◆ TASK
Every entry needs to be printed exactly, please.

[Stored items]
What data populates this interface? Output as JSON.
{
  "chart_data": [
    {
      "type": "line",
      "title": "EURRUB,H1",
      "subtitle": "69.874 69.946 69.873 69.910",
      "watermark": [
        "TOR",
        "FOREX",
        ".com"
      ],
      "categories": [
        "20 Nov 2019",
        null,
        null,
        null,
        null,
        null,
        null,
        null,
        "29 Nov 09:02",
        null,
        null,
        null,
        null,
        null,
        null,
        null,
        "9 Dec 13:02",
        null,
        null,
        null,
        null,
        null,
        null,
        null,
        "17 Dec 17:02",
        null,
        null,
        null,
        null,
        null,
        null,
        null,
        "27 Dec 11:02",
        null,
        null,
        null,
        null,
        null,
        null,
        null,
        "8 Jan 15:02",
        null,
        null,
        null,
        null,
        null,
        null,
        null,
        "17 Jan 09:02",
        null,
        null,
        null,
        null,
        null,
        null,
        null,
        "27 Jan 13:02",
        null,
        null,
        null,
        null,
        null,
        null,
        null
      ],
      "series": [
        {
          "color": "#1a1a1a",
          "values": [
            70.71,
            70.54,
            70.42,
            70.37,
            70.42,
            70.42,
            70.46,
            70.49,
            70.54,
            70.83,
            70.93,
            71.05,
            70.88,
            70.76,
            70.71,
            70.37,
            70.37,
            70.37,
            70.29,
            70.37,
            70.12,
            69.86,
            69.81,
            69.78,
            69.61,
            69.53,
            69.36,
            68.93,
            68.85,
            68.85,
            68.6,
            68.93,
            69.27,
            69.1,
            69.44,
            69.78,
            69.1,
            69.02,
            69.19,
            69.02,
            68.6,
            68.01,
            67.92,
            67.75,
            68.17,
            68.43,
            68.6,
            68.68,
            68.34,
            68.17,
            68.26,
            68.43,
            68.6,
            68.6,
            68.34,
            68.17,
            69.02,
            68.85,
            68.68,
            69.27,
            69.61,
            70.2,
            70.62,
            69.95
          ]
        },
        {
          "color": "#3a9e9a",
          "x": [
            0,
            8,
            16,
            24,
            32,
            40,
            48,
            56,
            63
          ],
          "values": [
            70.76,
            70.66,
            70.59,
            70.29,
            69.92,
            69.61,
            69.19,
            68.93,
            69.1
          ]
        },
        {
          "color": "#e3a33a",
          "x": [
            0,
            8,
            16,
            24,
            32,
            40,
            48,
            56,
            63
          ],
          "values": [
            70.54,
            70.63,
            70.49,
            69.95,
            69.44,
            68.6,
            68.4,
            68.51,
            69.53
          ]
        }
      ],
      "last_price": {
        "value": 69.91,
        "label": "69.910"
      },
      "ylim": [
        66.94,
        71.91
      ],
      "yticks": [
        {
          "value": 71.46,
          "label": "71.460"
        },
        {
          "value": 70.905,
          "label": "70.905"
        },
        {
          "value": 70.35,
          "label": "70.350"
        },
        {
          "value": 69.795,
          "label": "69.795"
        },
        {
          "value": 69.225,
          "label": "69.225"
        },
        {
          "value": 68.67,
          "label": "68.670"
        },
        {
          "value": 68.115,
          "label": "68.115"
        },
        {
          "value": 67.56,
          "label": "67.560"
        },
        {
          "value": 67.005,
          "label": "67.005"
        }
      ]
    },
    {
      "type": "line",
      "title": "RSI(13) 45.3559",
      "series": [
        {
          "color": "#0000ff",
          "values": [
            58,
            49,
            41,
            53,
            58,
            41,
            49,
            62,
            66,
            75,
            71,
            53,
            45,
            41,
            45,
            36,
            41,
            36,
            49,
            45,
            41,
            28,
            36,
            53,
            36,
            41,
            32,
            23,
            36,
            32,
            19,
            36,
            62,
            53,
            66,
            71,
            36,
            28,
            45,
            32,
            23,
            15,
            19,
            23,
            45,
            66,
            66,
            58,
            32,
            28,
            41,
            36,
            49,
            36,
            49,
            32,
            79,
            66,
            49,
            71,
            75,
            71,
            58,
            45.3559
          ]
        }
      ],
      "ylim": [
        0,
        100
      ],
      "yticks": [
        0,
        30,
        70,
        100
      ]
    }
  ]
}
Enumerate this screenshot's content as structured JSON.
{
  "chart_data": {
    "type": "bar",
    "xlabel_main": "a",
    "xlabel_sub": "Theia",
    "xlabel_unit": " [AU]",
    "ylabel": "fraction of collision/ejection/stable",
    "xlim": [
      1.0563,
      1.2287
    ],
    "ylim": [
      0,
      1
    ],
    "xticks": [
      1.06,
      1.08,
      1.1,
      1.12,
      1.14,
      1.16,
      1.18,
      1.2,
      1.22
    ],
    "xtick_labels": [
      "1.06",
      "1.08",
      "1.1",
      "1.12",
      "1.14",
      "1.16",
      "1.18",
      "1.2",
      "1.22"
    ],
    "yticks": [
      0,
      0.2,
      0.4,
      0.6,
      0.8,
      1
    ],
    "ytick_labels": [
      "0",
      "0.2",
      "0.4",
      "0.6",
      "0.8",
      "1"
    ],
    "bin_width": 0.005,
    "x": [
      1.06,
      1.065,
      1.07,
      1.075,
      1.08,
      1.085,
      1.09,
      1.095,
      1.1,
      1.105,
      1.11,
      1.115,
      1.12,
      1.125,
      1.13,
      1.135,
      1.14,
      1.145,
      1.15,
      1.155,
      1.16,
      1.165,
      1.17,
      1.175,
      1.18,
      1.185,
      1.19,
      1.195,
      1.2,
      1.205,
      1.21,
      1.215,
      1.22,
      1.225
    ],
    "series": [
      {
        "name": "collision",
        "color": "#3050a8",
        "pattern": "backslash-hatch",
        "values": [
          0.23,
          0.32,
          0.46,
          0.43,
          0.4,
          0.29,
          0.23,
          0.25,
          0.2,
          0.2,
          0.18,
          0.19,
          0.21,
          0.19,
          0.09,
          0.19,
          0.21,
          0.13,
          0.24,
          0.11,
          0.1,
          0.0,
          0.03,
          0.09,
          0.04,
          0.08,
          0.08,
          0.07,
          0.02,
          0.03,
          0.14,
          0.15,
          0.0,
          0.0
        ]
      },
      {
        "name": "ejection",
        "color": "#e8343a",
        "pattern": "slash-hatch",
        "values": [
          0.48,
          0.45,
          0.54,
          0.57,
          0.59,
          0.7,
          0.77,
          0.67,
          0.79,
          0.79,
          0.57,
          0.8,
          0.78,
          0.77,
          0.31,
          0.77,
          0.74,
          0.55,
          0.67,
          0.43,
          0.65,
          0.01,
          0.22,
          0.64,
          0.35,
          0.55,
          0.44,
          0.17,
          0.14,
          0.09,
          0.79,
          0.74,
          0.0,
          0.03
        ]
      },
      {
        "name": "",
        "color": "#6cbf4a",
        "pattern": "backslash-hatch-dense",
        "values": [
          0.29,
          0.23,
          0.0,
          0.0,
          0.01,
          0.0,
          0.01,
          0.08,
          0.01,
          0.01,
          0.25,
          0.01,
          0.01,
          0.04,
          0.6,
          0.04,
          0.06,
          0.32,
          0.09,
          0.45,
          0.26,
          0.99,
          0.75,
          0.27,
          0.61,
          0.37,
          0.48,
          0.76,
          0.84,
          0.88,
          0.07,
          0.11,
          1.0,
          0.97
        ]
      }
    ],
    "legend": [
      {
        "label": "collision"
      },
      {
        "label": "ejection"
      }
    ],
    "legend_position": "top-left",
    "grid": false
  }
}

◆ RESPONSE TO THE TASK
What data populates this interface? Output as JSON.
{
  "chart_data": [
    {
      "type": "line",
      "title": "EURRUB,H1",
      "subtitle": "69.874 69.946 69.873 69.910",
      "watermark": [
        "TOR",
        "FOREX",
        ".com"
      ],
      "categories": [
        "20 Nov 2019",
        null,
        null,
        null,
        null,
        null,
        null,
        null,
        "29 Nov 09:02",
        null,
        null,
        null,
        null,
        null,
        null,
        null,
        "9 Dec 13:02",
        null,
        null,
        null,
        null,
        null,
        null,
        null,
        "17 Dec 17:02",
        null,
        null,
        null,
        null,
        null,
        null,
        null,
        "27 Dec 11:02",
        null,
        null,
        null,
        null,
        null,
        null,
        null,
        "8 Jan 15:02",
        null,
        null,
        null,
        null,
        null,
        null,
        null,
        "17 Jan 09:02",
        null,
        null,
        null,
        null,
        null,
        null,
        null,
        "27 Jan 13:02",
        null,
        null,
        null,
        null,
        null,
        null,
        null
      ],
      "series": [
        {
          "color": "#1a1a1a",
          "values": [
            70.71,
            70.54,
            70.42,
            70.37,
            70.42,
            70.42,
            70.46,
            70.49,
            70.54,
            70.83,
            70.93,
            71.05,
            70.88,
            70.76,
            70.71,
            70.37,
            70.37,
            70.37,
            70.29,
            70.37,
            70.12,
            69.86,
            69.81,
            69.78,
            69.61,
            69.53,
            69.36,
            68.93,
            68.85,
            68.85,
            68.6,
            68.93,
            69.27,
            69.1,
            69.44,
            69.78,
            69.1,
            69.02,
            69.19,
            69.02,
            68.6,
            68.01,
            67.92,
            67.75,
            68.17,
            68.43,
            68.6,
            68.68,
            68.34,
            68.17,
            68.26,
            68.43,
            68.6,
            68.6,
            68.34,
            68.17,
            69.02,
            68.85,
            68.68,
            69.27,
            69.61,
            70.2,
            70.62,
            69.95
          ]
        },
        {
          "color": "#3a9e9a",
          "x": [
            0,
            8,
            16,
            24,
            32,
            40,
            48,
            56,
            63
          ],
          "values": [
            70.76,
            70.66,
            70.59,
            70.29,
            69.92,
            69.61,
            69.19,
            68.93,
            69.1
          ]
        },
        {
          "color": "#e3a33a",
          "x": [
            0,
            8,
            16,
            24,
            32,
            40,
            48,
            56,
            63
          ],
          "values": [
            70.54,
            70.63,
            70.49,
            69.95,
            69.44,
            68.6,
            68.4,
            68.51,
            69.53
          ]
        }
      ],
      "last_price": {
        "value": 69.91,
        "label": "69.910"
      },
      "ylim": [
        66.94,
        71.91
      ],
      "yticks": [
        {
          "value": 71.46,
          "label": "71.460"
        },
        {
          "value": 70.905,
          "label": "70.905"
        },
        {
          "value": 70.35,
          "label": "70.350"
        },
        {
          "value": 69.795,
          "label": "69.795"
        },
        {
          "value": 69.225,
          "label": "69.225"
        },
        {
          "value": 68.67,
          "label": "68.670"
        },
        {
          "value": 68.115,
          "label": "68.115"
        },
        {
          "value": 67.56,
          "label": "67.560"
        },
        {
          "value": 67.005,
          "label": "67.005"
        }
      ]
    },
    {
      "type": "line",
      "title": "RSI(13) 45.3559",
      "series": [
        {
          "color": "#0000ff",
          "values": [
            58,
            49,
            41,
            53,
            58,
            41,
            49,
            62,
            66,
            75,
            71,
            53,
            45,
            41,
            45,
            36,
            41,
            36,
            49,
            45,
            41,
            28,
            36,
            53,
            36,
            41,
            32,
            23,
            36,
            32,
            19,
            36,
            62,
            53,
            66,
            71,
            36,
            28,
            45,
            32,
            23,
            15,
            19,
            23,
            45,
            66,
            66,
            58,
            32,
            28,
            41,
            36,
            49,
            36,
            49,
            32,
            79,
            66,
            49,
            71,
            75,
            71,
            58,
            45.3559
          ]
        }
      ],
      "ylim": [
        0,
        100
      ],
      "yticks": [
        0,
        30,
        70,
        100
      ]
    }
  ]
}
Enumerate this screenshot's content as structured JSON.
{
  "chart_data": {
    "type": "bar",
    "xlabel_main": "a",
    "xlabel_sub": "Theia",
    "xlabel_unit": " [AU]",
    "ylabel": "fraction of collision/ejection/stable",
    "xlim": [
      1.0563,
      1.2287
    ],
    "ylim": [
      0,
      1
    ],
    "xticks": [
      1.06,
      1.08,
      1.1,
      1.12,
      1.14,
      1.16,
      1.18,
      1.2,
      1.22
    ],
    "xtick_labels": [
      "1.06",
      "1.08",
      "1.1",
      "1.12",
      "1.14",
      "1.16",
      "1.18",
      "1.2",
      "1.22"
    ],
    "yticks": [
      0,
      0.2,
      0.4,
      0.6,
      0.8,
      1
    ],
    "ytick_labels": [
      "0",
      "0.2",
      "0.4",
      "0.6",
      "0.8",
      "1"
    ],
    "bin_width": 0.005,
    "x": [
      1.06,
      1.065,
      1.07,
      1.075,
      1.08,
      1.085,
      1.09,
      1.095,
      1.1,
      1.105,
      1.11,
      1.115,
      1.12,
      1.125,
      1.13,
      1.135,
      1.14,
      1.145,
      1.15,
      1.155,
      1.16,
      1.165,
      1.17,
      1.175,
      1.18,
      1.185,
      1.19,
      1.195,
      1.2,
      1.205,
      1.21,
      1.215,
      1.22,
      1.225
    ],
    "series": [
      {
        "name": "collision",
        "color": "#3050a8",
        "pattern": "backslash-hatch",
        "values": [
          0.23,
          0.32,
          0.46,
          0.43,
          0.4,
          0.29,
          0.23,
          0.25,
          0.2,
          0.2,
          0.18,
          0.19,
          0.21,
          0.19,
          0.09,
          0.19,
          0.21,
          0.13,
          0.24,
          0.11,
          0.1,
          0.0,
          0.03,
          0.09,
          0.04,
          0.08,
          0.08,
          0.07,
          0.02,
          0.03,
          0.14,
          0.15,
          0.0,
          0.0
        ]
      },
      {
        "name": "ejection",
        "color": "#e8343a",
        "pattern": "slash-hatch",
        "values": [
          0.48,
          0.45,
          0.54,
          0.57,
          0.59,
          0.7,
          0.77,
          0.67,
          0.79,
          0.79,
          0.57,
          0.8,
          0.78,
          0.77,
          0.31,
          0.77,
          0.74,
          0.55,
          0.67,
          0.43,
          0.65,
          0.01,
          0.22,
          0.64,
          0.35,
          0.55,
          0.44,
          0.17,
          0.14,
          0.09,
          0.79,
          0.74,
          0.0,
          0.03
        ]
      },
      {
        "name": "",
        "color": "#6cbf4a",
        "pattern": "backslash-hatch-dense",
        "values": [
          0.29,
          0.23,
          0.0,
          0.0,
          0.01,
          0.0,
          0.01,
          0.08,
          0.01,
          0.01,
          0.25,
          0.01,
          0.01,
          0.04,
          0.6,
          0.04,
          0.06,
          0.32,
          0.09,
          0.45,
          0.26,
          0.99,
          0.75,
          0.27,
          0.61,
          0.37,
          0.48,
          0.76,
          0.84,
          0.88,
          0.07,
          0.11,
          1.0,
          0.97
        ]
      }
    ],
    "legend": [
      {
        "label": "collision"
      },
      {
        "label": "ejection"
      }
    ],
    "legend_position": "top-left",
    "grid": false
  }
}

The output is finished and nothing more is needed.